DOCUMENT TEXT:

Thread
#prefect-community
    Peyton Murray

    Peyton Murray

    1 year ago
    I want to define a task that stores results before running it inside a flow, like this:
    import prefect as pf
    from prefect.engine.results import LocalResult
    
    @pf.task(checkpoint=True, result=LocalResult(dir=path_to_result)
    def my_task(a, b, c):
        return do_stuff(a, b, c)
    
    with pf.Flow('my flow') as flow:
        my_task(1, 2, 'foo')  # <--- I want to be able to specify path_to_result here
    
    flow.run()
    What's the right way to structure this to specify
    path_to_result
    at the indicated location?
    Kevin Kho

    Kevin Kho

    1 year ago
    Hey @Peyton Murray, I think you need to use the Task class like:
    from prefect import task, Flow, Task
    from prefect.engine.results import LocalResult
    
    class MyTask(Task):
        def __init__(self, a, b, c):
            self.a = a
            self.b = b
            super().__init__(result=LocalResult(c))
    
        def run(self):
            return self.a + self.b
    
    with Flow('my flow') as flow:
        abc = MyTask(1, 2, 'foo')()  # <--- I want to be able to specify path_to_result here
        
    flow.run()

RECORDS:

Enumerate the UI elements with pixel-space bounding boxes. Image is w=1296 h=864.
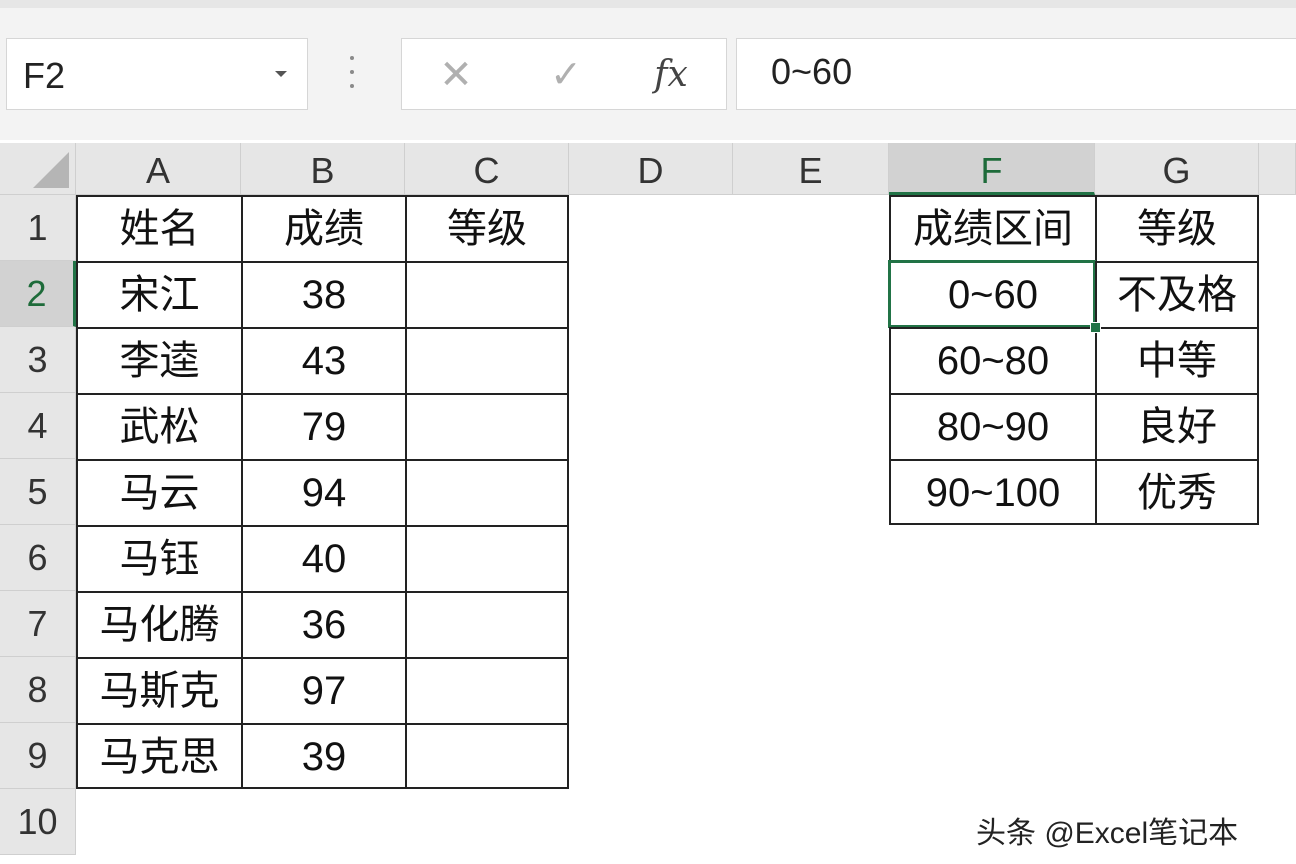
table2-cell[interactable]: 不及格	[1095, 261, 1259, 327]
watermark: 头条 @Excel笔记本	[976, 817, 1239, 850]
name-box[interactable]: F2	[6, 38, 308, 110]
table1-header-1[interactable]: 成绩	[241, 195, 405, 261]
row-header-9[interactable]: 9	[0, 723, 76, 789]
table1-cell[interactable]: 40	[241, 525, 405, 591]
table1-cell[interactable]: 97	[241, 657, 405, 723]
table1-cell[interactable]	[405, 459, 569, 525]
check-icon[interactable]: ✓	[542, 51, 590, 99]
table1-cell[interactable]: 马斯克	[76, 657, 241, 723]
column-header-h[interactable]	[1259, 143, 1296, 195]
table2-cell[interactable]: 优秀	[1095, 459, 1259, 525]
row-header-5[interactable]: 5	[0, 459, 76, 525]
table1-cell[interactable]	[405, 261, 569, 327]
ribbon-area: F2 ✕ ✓ fx 0~60	[0, 0, 1296, 140]
table1-cell[interactable]: 43	[241, 327, 405, 393]
table1-cell[interactable]	[405, 723, 569, 789]
column-header-d[interactable]: D	[569, 143, 733, 195]
row-header-8[interactable]: 8	[0, 657, 76, 723]
table1-header-0[interactable]: 姓名	[76, 195, 241, 261]
table1-cell[interactable]: 马化腾	[76, 591, 241, 657]
column-header-e[interactable]: E	[733, 143, 889, 195]
table1-cell[interactable]	[405, 657, 569, 723]
table1-cell[interactable]	[405, 393, 569, 459]
fill-handle[interactable]	[1090, 322, 1101, 333]
column-header-g[interactable]: G	[1095, 143, 1259, 195]
table2-cell[interactable]: 80~90	[889, 393, 1095, 459]
active-cell[interactable]: 0~60	[888, 260, 1096, 328]
table2-cell[interactable]: 良好	[1095, 393, 1259, 459]
cancel-icon[interactable]: ✕	[432, 51, 480, 99]
formula-buttons: ✕ ✓ fx	[401, 38, 727, 110]
name-box-value: F2	[23, 55, 66, 96]
formula-value: 0~60	[771, 51, 853, 92]
table1-cell[interactable]: 79	[241, 393, 405, 459]
row-header-10[interactable]: 10	[0, 789, 76, 855]
row-header-6[interactable]: 6	[0, 525, 76, 591]
table2-cell[interactable]: 60~80	[889, 327, 1095, 393]
table1-cell[interactable]	[405, 525, 569, 591]
table1-cell[interactable]: 马钰	[76, 525, 241, 591]
table1-cell[interactable]	[405, 591, 569, 657]
column-header-f[interactable]: F	[889, 143, 1095, 195]
table2-header-0[interactable]: 成绩区间	[889, 195, 1095, 261]
table1-cell[interactable]: 马云	[76, 459, 241, 525]
column-header-b[interactable]: B	[241, 143, 405, 195]
table2-cell[interactable]: 中等	[1095, 327, 1259, 393]
table1-cell[interactable]: 马克思	[76, 723, 241, 789]
insert-function-icon[interactable]: fx	[647, 51, 695, 99]
spreadsheet-grid: A B C D E F G 1 2 3 4 5 6 7 8 9 10 姓名 成绩 等级 宋江 38 李逵 43 武松 79 马云 94…	[0, 143, 1296, 864]
column-header-a[interactable]: A	[76, 143, 241, 195]
row-header-4[interactable]: 4	[0, 393, 76, 459]
table1-cell[interactable]: 36	[241, 591, 405, 657]
splitter-handle[interactable]	[349, 56, 355, 90]
row-header-7[interactable]: 7	[0, 591, 76, 657]
table1-cell[interactable]: 38	[241, 261, 405, 327]
table1-cell[interactable]	[405, 327, 569, 393]
table2-cell[interactable]: 90~100	[889, 459, 1095, 525]
column-header-c[interactable]: C	[405, 143, 569, 195]
table1-cell[interactable]: 94	[241, 459, 405, 525]
table1-header-2[interactable]: 等级	[405, 195, 569, 261]
table1-cell[interactable]: 李逵	[76, 327, 241, 393]
chevron-down-icon[interactable]	[275, 71, 287, 77]
table1-cell[interactable]: 宋江	[76, 261, 241, 327]
formula-input[interactable]: 0~60	[736, 38, 1296, 110]
row-header-3[interactable]: 3	[0, 327, 76, 393]
row-header-2[interactable]: 2	[0, 261, 76, 327]
row-header-1[interactable]: 1	[0, 195, 76, 261]
top-border	[0, 0, 1296, 8]
table2-header-1[interactable]: 等级	[1095, 195, 1259, 261]
table1-cell[interactable]: 武松	[76, 393, 241, 459]
table1-cell[interactable]: 39	[241, 723, 405, 789]
select-all-button[interactable]	[0, 143, 76, 195]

WORK TO COMPLETE:
Rewrite the Prefect forum thread starting at "with pf.Flow('my flow')" and ending at "the indicated location?", with "path_to_result" changed to "result_path" throughout.

EXPECTED OUTPUT:
with pf.Flow('my flow') as flow:
        my_task(1, 2, 'foo')  # <--- I want to be able to specify result_path here
    
    flow.run()
    What's the right way to structure this to specify
    result_path
    at the indicated location?